Omit all images. Write out the rest of the material exactly.

— begin Records to process —

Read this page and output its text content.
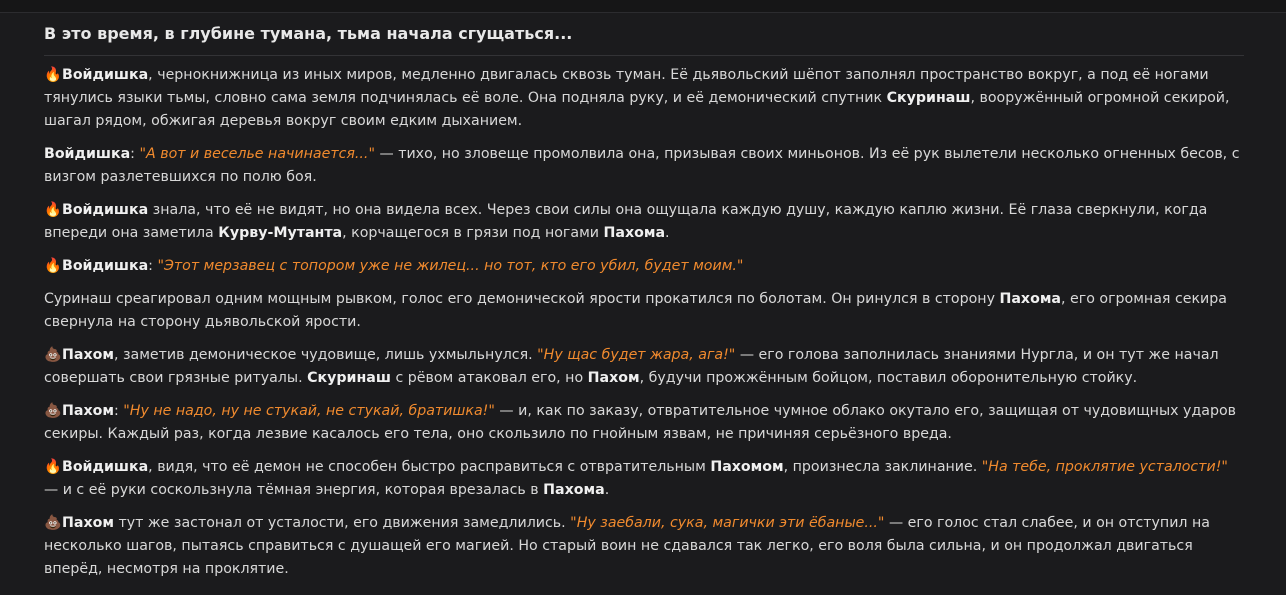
В это время, в глубине тумана, тьма начала сгущаться...

🔥Войдишка, чернокнижница из иных миров, медленно двигалась сквозь туман. Её дьявольский шёпот заполнял пространство вокруг, а под её ногами тянулись языки тьмы, словно сама земля подчинялась её воле. Она подняла руку, и её демонический спутник Скуринаш, вооружённый огромной секирой, шагал рядом, обжигая деревья вокруг своим едким дыханием.

Войдишка: "А вот и веселье начинается..." — тихо, но зловеще промолвила она, призывая своих миньонов. Из её рук вылетели несколько огненных бесов, с визгом разлетевшихся по полю боя.

🔥Войдишка знала, что её не видят, но она видела всех. Через свои силы она ощущала каждую душу, каждую каплю жизни. Её глаза сверкнули, когда впереди она заметила Курву-Мутанта, корчащегося в грязи под ногами Пахома.

🔥Войдишка: "Этот мерзавец с топором уже не жилец... но тот, кто его убил, будет моим."

Суринаш среагировал одним мощным рывком, голос его демонической ярости прокатился по болотам. Он ринулся в сторону Пахома, его огромная секира свернула на сторону дьявольской ярости.

💩Пахом, заметив демоническое чудовище, лишь ухмыльнулся. "Ну щас будет жара, ага!" — его голова заполнилась знаниями Нургла, и он тут же начал совершать свои грязные ритуалы. Скуринаш с рёвом атаковал его, но Пахом, будучи прожжённым бойцом, поставил оборонительную стойку.

💩Пахом: "Ну не надо, ну не стукай, не стукай, братишка!" — и, как по заказу, отвратительное чумное облако окутало его, защищая от чудовищных ударов секиры. Каждый раз, когда лезвие касалось его тела, оно скользило по гнойным язвам, не причиняя серьёзного вреда.

🔥Войдишка, видя, что её демон не способен быстро расправиться с отвратительным Пахомом, произнесла заклинание. "На тебе, проклятие усталости!" — и с её руки соскользнула тёмная энергия, которая врезалась в Пахома.

💩Пахом тут же застонал от усталости, его движения замедлились. "Ну заебали, сука, магички эти ёбаные..." — его голос стал слабее, и он отступил на несколько шагов, пытаясь справиться с душащей его магией. Но старый воин не сдавался так легко, его воля была сильна, и он продолжал двигаться вперёд, несмотря на проклятие.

— end Records to process —

Expected answer:
Read this page and output its text content.
В это время, в глубине тумана, тьма начала сгущаться...

🔥Войдишка, чернокнижница из иных миров, медленно двигалась сквозь туман. Её дьявольский шёпот заполнял пространство вокруг, а под её ногами тянулись языки тьмы, словно сама земля подчинялась её воле. Она подняла руку, и её демонический спутник Скуринаш, вооружённый огромной секирой, шагал рядом, обжигая деревья вокруг своим едким дыханием.

Войдишка: "А вот и веселье начинается..." — тихо, но зловеще промолвила она, призывая своих миньонов. Из её рук вылетели несколько огненных бесов, с визгом разлетевшихся по полю боя.

🔥Войдишка знала, что её не видят, но она видела всех. Через свои силы она ощущала каждую душу, каждую каплю жизни. Её глаза сверкнули, когда впереди она заметила Курву-Мутанта, корчащегося в грязи под ногами Пахома.

🔥Войдишка: "Этот мерзавец с топором уже не жилец... но тот, кто его убил, будет моим."

Суринаш среагировал одним мощным рывком, голос его демонической ярости прокатился по болотам. Он ринулся в сторону Пахома, его огромная секира свернула на сторону дьявольской ярости.

💩Пахом, заметив демоническое чудовище, лишь ухмыльнулся. "Ну щас будет жара, ага!" — его голова заполнилась знаниями Нургла, и он тут же начал совершать свои грязные ритуалы. Скуринаш с рёвом атаковал его, но Пахом, будучи прожжённым бойцом, поставил оборонительную стойку.

💩Пахом: "Ну не надо, ну не стукай, не стукай, братишка!" — и, как по заказу, отвратительное чумное облако окутало его, защищая от чудовищных ударов секиры. Каждый раз, когда лезвие касалось его тела, оно скользило по гнойным язвам, не причиняя серьёзного вреда.

🔥Войдишка, видя, что её демон не способен быстро расправиться с отвратительным Пахомом, произнесла заклинание. "На тебе, проклятие усталости!" — и с её руки соскользнула тёмная энергия, которая врезалась в Пахома.

💩Пахом тут же застонал от усталости, его движения замедлились. "Ну заебали, сука, магички эти ёбаные..." — его голос стал слабее, и он отступил на несколько шагов, пытаясь справиться с душащей его магией. Но старый воин не сдавался так легко, его воля была сильна, и он продолжал двигаться вперёд, несмотря на проклятие.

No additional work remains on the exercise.